-- Aim of the exercise --
Below are the records; reproduce all of them exactly but without any images.

-- Dataset content --
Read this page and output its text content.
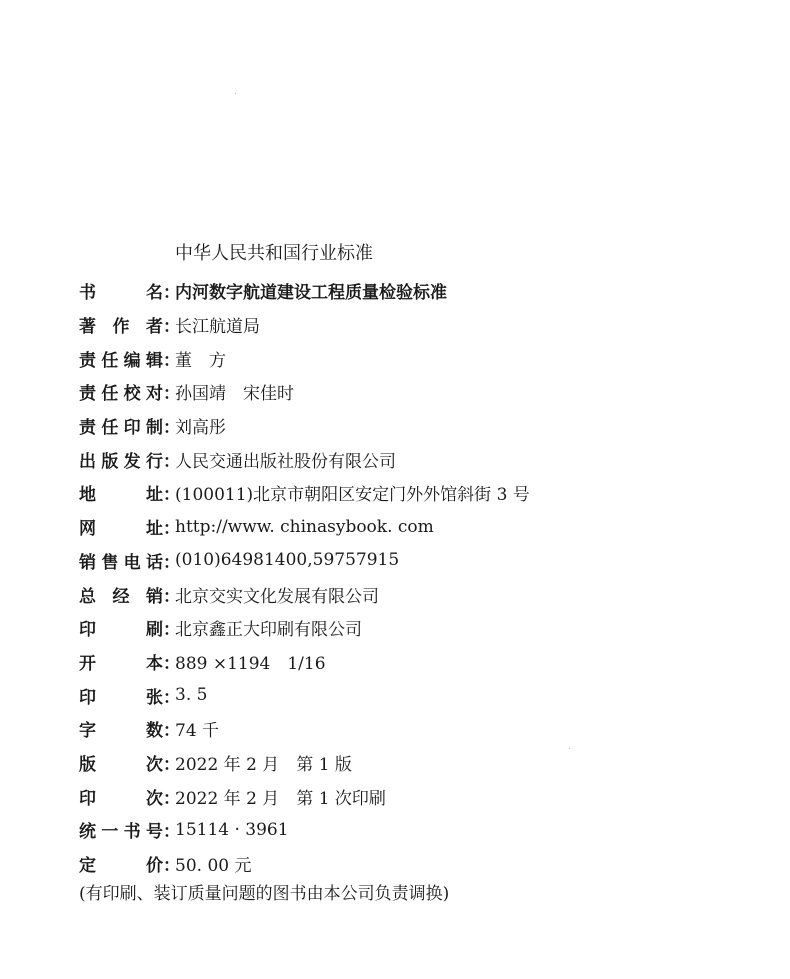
中华人民共和国行业标准
书	名 ：
内河数字航道建设工程质量检验标准
著 作 者 ：
长江航道局
责 任 编 辑 ：
董　方
责 任 校 对 ：
孙国靖　宋佳时
责 任 印 制 ：
刘高彤
出 版 发 行 ：
人民交通出版社股份有限公司
地	址 ：
(100011)北京市朝阳区安定门外外馆斜街 3 号
网	址 ：
http://www. chinasybook. com
销 售 电 话 ：
(010)64981400,59757915
总 经 销 ：
北京交实文化发展有限公司
印	刷 ：
北京鑫正大印刷有限公司
开	本 ：
889 ×1194　1/16
印	张 ：
3. 5
字	数 ：
74 千
版	次 ：
2022 年 2 月　第 1 版
印	次 ：
2022 年 2 月　第 1 次印刷
统 一 书 号 ：
15114 · 3961
定	价 ：
50. 00 元
(有印刷、装订质量问题的图书由本公司负责调换)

-- Response below --
Read this page and output its text content.
中华人民共和国行业标准
书	名 ：
内河数字航道建设工程质量检验标准
著 作 者 ：
长江航道局
责 任 编 辑 ：
董　方
责 任 校 对 ：
孙国靖　宋佳时
责 任 印 制 ：
刘高彤
出 版 发 行 ：
人民交通出版社股份有限公司
地	址 ：
(100011)北京市朝阳区安定门外外馆斜街 3 号
网	址 ：
http://www. chinasybook. com
销 售 电 话 ：
(010)64981400,59757915
总 经 销 ：
北京交实文化发展有限公司
印	刷 ：
北京鑫正大印刷有限公司
开	本 ：
889 ×1194　1/16
印	张 ：
3. 5
字	数 ：
74 千
版	次 ：
2022 年 2 月　第 1 版
印	次 ：
2022 年 2 月　第 1 次印刷
统 一 书 号 ：
15114 · 3961
定	价 ：
50. 00 元
(有印刷、装订质量问题的图书由本公司负责调换)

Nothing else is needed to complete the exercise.